#### AIM
Print every entry exactly as written.

Dataset excerpt
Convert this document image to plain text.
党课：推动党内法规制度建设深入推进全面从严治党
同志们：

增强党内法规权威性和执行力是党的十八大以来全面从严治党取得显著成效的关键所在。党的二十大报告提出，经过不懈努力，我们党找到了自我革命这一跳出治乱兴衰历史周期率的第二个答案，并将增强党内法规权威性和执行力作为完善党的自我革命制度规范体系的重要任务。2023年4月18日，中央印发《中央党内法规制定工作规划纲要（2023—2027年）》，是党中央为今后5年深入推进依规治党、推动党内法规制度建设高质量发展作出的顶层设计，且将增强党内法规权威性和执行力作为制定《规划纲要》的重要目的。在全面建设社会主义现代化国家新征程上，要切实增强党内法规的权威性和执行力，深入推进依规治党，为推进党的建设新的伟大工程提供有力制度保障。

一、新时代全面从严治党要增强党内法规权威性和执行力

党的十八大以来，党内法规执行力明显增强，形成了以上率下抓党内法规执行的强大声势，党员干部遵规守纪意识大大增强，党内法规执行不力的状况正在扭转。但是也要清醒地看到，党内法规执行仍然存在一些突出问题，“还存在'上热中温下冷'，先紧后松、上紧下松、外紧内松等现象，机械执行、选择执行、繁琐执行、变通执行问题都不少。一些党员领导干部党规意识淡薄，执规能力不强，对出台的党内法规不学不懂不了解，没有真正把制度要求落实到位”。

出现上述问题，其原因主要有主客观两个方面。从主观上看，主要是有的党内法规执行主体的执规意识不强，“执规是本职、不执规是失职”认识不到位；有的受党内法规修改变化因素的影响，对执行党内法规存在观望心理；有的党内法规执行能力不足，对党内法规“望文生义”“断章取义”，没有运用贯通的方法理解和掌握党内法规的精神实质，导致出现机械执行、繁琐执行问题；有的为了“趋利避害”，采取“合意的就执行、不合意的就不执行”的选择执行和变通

#### ANSWER BELOW
Convert this document image to plain text.
党课：推动党内法规制度建设深入推进全面从严治党
同志们：

增强党内法规权威性和执行力是党的十八大以来全面从严治党取得显著成效的关键所在。党的二十大报告提出，经过不懈努力，我们党找到了自我革命这一跳出治乱兴衰历史周期率的第二个答案，并将增强党内法规权威性和执行力作为完善党的自我革命制度规范体系的重要任务。2023年4月18日，中央印发《中央党内法规制定工作规划纲要（2023—2027年）》，是党中央为今后5年深入推进依规治党、推动党内法规制度建设高质量发展作出的顶层设计，且将增强党内法规权威性和执行力作为制定《规划纲要》的重要目的。在全面建设社会主义现代化国家新征程上，要切实增强党内法规的权威性和执行力，深入推进依规治党，为推进党的建设新的伟大工程提供有力制度保障。

一、新时代全面从严治党要增强党内法规权威性和执行力

党的十八大以来，党内法规执行力明显增强，形成了以上率下抓党内法规执行的强大声势，党员干部遵规守纪意识大大增强，党内法规执行不力的状况正在扭转。但是也要清醒地看到，党内法规执行仍然存在一些突出问题，“还存在'上热中温下冷'，先紧后松、上紧下松、外紧内松等现象，机械执行、选择执行、繁琐执行、变通执行问题都不少。一些党员领导干部党规意识淡薄，执规能力不强，对出台的党内法规不学不懂不了解，没有真正把制度要求落实到位”。

出现上述问题，其原因主要有主客观两个方面。从主观上看，主要是有的党内法规执行主体的执规意识不强，“执规是本职、不执规是失职”认识不到位；有的受党内法规修改变化因素的影响，对执行党内法规存在观望心理；有的党内法规执行能力不足，对党内法规“望文生义”“断章取义”，没有运用贯通的方法理解和掌握党内法规的精神实质，导致出现机械执行、繁琐执行问题；有的为了“趋利避害”，采取“合意的就执行、不合意的就不执行”的选择执行和变通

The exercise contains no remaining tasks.